## Your task
Count how many lines mention the word "حديث". Write that number alone.

## Task input
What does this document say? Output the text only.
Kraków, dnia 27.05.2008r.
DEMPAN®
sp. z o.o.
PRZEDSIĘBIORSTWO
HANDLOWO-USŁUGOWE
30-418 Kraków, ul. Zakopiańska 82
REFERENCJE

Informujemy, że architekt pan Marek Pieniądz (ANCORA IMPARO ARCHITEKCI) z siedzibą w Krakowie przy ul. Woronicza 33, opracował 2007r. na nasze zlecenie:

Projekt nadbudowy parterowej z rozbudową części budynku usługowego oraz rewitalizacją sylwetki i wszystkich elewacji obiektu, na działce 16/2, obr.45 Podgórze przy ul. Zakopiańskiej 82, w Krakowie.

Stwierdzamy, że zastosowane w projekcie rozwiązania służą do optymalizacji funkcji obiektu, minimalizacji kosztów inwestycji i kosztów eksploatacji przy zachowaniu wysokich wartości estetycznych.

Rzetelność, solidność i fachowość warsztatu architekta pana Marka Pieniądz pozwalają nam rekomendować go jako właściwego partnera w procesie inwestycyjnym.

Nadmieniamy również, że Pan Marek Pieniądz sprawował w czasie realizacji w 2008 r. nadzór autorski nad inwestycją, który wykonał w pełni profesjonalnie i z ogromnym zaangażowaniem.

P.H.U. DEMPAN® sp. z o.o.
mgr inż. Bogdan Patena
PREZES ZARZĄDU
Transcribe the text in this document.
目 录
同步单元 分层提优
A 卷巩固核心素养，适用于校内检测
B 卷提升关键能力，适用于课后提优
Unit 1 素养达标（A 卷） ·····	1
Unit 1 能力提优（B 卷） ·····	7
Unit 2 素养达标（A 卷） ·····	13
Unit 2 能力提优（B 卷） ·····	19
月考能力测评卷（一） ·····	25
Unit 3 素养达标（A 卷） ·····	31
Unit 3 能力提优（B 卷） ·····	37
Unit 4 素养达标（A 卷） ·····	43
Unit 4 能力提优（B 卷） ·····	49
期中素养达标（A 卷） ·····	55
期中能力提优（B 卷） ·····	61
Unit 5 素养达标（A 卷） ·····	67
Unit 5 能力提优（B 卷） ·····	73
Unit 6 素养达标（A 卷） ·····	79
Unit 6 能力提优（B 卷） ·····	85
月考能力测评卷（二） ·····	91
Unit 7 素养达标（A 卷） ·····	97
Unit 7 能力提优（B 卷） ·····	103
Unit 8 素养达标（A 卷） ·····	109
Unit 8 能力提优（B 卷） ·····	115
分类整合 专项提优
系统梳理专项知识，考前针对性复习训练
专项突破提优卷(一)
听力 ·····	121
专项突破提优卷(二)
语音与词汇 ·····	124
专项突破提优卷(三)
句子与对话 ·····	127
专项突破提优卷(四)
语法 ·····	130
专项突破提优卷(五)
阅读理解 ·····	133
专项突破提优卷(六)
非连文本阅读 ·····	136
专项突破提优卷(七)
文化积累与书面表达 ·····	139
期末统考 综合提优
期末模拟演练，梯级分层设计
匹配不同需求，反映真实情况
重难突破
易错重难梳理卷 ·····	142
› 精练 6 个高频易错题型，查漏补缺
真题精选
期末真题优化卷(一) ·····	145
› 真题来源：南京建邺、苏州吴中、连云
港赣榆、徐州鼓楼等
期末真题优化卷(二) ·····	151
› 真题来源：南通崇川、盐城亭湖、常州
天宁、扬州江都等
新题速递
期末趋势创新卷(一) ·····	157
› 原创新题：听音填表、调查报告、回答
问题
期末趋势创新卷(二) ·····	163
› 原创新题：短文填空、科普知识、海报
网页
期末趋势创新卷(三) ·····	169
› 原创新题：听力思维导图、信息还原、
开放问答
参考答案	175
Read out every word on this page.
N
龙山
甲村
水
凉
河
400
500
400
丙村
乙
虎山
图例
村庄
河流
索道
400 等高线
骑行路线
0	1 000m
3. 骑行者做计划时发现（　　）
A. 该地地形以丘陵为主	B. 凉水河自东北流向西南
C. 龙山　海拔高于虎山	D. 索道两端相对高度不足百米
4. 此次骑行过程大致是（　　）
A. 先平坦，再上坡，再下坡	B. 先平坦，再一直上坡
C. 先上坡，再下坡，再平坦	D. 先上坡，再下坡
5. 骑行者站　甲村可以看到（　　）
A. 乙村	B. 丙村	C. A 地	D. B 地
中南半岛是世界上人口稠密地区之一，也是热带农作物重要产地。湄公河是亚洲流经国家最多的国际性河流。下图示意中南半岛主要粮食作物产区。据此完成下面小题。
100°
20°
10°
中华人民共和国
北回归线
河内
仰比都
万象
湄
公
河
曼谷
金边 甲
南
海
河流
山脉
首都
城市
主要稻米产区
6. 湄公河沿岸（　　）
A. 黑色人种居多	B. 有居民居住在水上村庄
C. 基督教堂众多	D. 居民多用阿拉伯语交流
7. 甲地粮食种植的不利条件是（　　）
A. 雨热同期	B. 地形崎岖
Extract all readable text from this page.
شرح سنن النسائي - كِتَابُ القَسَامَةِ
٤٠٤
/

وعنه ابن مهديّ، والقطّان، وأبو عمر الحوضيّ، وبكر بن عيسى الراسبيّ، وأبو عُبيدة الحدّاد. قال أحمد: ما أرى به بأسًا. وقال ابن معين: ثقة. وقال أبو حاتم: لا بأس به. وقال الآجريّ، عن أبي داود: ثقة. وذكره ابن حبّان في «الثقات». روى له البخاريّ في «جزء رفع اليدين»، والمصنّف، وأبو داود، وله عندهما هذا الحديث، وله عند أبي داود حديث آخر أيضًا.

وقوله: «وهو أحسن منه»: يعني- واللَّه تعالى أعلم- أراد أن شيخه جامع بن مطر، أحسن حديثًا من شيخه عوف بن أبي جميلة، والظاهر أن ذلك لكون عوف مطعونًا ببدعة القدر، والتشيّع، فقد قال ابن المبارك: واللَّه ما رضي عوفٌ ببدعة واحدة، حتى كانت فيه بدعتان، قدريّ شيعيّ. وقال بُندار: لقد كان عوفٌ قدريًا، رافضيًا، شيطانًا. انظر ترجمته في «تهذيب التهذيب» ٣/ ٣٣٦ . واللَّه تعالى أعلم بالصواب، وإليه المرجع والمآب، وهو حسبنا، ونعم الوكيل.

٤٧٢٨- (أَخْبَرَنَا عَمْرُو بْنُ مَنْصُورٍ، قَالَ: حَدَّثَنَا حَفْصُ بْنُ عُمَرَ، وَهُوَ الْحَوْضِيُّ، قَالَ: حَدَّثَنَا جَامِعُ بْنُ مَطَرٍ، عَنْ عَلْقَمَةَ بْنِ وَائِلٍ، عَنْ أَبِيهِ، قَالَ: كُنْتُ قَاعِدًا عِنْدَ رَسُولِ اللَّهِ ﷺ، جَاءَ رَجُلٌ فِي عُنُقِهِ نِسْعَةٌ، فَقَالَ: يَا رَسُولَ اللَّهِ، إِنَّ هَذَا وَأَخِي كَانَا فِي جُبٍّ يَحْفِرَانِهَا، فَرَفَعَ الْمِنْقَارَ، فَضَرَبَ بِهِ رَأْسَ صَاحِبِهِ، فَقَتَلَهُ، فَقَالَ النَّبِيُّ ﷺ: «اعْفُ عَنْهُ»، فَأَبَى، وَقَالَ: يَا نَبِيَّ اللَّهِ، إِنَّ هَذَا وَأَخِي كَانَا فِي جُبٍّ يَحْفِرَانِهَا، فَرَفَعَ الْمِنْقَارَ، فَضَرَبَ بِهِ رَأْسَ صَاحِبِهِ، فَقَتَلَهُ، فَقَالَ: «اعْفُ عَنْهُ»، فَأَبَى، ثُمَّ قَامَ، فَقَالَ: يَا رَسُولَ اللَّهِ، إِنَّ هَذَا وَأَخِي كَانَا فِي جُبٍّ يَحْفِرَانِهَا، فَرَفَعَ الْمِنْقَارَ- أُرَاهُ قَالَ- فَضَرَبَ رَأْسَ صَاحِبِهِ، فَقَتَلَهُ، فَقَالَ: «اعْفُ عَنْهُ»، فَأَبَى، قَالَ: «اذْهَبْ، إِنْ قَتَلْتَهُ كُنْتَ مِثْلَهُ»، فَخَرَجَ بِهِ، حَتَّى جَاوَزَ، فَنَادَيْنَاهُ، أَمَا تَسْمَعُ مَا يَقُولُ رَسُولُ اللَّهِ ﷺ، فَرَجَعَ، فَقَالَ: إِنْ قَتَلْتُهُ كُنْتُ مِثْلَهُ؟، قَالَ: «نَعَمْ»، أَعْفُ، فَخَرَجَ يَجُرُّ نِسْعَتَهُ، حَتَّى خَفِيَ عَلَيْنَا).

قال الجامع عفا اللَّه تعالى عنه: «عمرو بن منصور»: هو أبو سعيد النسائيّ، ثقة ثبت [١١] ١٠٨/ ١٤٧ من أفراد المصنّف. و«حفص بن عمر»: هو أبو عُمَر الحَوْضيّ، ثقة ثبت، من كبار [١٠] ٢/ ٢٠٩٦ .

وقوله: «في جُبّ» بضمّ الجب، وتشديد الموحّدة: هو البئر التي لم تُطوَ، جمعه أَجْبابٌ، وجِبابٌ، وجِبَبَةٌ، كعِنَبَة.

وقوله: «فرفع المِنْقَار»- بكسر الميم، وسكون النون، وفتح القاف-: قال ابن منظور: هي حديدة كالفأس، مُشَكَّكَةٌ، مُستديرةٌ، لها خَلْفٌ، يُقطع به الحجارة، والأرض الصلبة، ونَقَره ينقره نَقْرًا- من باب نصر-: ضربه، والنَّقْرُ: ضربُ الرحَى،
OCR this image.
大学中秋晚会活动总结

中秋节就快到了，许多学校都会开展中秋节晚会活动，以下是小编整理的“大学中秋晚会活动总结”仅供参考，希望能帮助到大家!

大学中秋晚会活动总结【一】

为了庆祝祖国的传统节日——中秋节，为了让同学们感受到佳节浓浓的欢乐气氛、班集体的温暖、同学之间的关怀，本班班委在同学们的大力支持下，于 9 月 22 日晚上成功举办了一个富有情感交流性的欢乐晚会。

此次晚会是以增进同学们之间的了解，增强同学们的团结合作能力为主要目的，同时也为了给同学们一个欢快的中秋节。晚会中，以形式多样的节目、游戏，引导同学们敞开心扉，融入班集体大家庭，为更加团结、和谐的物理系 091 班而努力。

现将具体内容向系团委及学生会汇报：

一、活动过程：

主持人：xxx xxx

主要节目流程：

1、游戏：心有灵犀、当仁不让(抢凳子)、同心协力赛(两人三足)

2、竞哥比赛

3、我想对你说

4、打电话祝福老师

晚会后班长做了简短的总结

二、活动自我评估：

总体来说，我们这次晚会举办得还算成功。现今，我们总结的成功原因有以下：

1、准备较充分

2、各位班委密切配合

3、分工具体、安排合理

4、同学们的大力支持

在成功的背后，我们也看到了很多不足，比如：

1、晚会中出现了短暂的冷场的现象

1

## Reply
2